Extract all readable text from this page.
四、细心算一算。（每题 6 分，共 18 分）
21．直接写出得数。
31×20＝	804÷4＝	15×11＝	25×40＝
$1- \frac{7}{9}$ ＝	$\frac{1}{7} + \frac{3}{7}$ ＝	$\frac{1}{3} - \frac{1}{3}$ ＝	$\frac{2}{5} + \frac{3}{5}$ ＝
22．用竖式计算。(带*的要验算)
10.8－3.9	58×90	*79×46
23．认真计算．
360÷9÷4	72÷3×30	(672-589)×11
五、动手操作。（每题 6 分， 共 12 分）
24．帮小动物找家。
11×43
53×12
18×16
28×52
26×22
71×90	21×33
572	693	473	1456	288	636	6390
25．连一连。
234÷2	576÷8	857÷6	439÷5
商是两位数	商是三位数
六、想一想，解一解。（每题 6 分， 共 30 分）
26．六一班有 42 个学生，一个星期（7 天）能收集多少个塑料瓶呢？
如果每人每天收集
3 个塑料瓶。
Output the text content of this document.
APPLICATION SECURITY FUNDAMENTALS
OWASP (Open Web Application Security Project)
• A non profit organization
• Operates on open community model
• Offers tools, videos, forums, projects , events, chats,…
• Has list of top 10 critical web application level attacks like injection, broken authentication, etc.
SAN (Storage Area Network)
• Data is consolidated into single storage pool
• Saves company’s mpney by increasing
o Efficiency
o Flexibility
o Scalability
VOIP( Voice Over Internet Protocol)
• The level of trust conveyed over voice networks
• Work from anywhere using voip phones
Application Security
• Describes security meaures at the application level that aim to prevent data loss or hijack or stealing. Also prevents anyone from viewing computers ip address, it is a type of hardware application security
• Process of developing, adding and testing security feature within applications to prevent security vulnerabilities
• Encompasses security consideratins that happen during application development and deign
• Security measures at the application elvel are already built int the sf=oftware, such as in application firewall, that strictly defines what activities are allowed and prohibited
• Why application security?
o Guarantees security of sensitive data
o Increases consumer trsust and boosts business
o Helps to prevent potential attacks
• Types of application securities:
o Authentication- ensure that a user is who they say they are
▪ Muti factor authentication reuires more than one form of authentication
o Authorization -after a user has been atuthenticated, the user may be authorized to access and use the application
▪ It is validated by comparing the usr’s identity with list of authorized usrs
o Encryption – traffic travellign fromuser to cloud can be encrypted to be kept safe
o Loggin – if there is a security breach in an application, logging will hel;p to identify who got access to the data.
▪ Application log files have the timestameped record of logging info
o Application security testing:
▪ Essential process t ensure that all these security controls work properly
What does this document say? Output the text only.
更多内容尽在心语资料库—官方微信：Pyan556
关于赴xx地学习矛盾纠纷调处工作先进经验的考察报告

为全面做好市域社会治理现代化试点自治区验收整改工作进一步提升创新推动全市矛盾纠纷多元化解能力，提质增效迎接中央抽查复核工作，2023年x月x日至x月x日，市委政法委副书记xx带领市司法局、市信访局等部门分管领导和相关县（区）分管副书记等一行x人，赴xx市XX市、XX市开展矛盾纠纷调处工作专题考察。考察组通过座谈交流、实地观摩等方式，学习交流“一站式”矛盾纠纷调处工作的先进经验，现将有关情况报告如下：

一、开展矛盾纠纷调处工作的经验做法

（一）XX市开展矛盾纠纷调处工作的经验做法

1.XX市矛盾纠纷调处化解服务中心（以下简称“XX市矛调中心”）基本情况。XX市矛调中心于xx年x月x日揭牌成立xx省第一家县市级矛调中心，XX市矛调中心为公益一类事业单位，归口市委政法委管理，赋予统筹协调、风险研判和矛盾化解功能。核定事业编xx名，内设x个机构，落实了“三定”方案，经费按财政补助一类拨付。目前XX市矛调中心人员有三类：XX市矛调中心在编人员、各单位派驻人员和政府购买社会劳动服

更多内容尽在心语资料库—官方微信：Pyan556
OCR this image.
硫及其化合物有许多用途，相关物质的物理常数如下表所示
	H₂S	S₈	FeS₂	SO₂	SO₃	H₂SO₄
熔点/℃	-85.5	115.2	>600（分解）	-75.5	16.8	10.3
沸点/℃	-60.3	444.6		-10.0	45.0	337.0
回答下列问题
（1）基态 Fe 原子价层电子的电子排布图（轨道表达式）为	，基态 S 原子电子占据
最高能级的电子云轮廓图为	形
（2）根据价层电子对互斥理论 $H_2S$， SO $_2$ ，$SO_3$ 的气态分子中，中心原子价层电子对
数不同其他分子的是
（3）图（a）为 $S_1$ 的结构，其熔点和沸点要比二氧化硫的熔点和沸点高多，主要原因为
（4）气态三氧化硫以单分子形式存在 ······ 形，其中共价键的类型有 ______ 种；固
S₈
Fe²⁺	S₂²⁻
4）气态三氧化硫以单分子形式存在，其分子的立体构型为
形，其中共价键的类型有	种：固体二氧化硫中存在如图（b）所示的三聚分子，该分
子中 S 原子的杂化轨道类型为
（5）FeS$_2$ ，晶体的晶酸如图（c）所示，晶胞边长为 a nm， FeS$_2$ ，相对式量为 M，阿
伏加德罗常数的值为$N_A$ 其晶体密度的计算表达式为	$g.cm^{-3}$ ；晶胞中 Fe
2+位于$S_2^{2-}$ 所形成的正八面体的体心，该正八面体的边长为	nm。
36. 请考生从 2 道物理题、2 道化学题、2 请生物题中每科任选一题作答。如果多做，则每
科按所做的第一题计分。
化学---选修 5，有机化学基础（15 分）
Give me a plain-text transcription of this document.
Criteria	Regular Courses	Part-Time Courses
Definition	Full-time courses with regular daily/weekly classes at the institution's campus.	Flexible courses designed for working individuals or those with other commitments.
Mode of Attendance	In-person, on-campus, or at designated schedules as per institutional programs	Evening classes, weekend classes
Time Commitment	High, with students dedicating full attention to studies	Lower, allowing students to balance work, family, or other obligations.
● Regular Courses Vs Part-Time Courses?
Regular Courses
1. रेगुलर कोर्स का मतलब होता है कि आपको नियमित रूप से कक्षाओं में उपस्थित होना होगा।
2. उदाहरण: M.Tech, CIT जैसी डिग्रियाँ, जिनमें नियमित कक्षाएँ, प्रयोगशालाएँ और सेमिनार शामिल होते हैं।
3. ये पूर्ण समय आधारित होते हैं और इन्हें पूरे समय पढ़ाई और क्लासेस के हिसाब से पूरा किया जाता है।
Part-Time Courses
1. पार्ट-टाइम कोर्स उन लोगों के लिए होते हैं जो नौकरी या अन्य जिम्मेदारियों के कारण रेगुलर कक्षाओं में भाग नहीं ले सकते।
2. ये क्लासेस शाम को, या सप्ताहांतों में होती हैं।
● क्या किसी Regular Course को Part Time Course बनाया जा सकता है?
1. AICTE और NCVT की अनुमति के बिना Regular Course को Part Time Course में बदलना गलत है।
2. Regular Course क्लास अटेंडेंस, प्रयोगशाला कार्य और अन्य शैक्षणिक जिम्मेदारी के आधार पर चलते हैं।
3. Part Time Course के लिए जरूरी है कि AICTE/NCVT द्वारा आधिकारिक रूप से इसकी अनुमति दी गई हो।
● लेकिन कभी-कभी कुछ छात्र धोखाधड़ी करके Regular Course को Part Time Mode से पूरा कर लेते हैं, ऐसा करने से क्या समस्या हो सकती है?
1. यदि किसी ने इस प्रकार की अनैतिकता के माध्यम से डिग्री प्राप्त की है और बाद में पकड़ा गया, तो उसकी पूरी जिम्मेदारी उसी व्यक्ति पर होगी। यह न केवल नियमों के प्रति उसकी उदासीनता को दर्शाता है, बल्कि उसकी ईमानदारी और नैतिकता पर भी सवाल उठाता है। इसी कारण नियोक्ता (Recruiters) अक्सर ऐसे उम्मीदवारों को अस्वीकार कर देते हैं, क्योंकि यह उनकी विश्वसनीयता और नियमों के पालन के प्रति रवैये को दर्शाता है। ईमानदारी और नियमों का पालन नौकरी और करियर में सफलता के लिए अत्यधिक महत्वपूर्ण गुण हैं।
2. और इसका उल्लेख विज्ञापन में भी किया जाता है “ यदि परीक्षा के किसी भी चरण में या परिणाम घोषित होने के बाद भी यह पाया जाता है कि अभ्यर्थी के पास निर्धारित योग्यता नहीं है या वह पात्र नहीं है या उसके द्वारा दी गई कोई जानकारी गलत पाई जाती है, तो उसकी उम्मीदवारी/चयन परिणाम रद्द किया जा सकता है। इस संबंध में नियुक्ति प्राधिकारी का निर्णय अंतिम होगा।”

:: Task goal ::
Only the number is wanted: how many lines of the material contain the word "this"?

:: Solution ::
5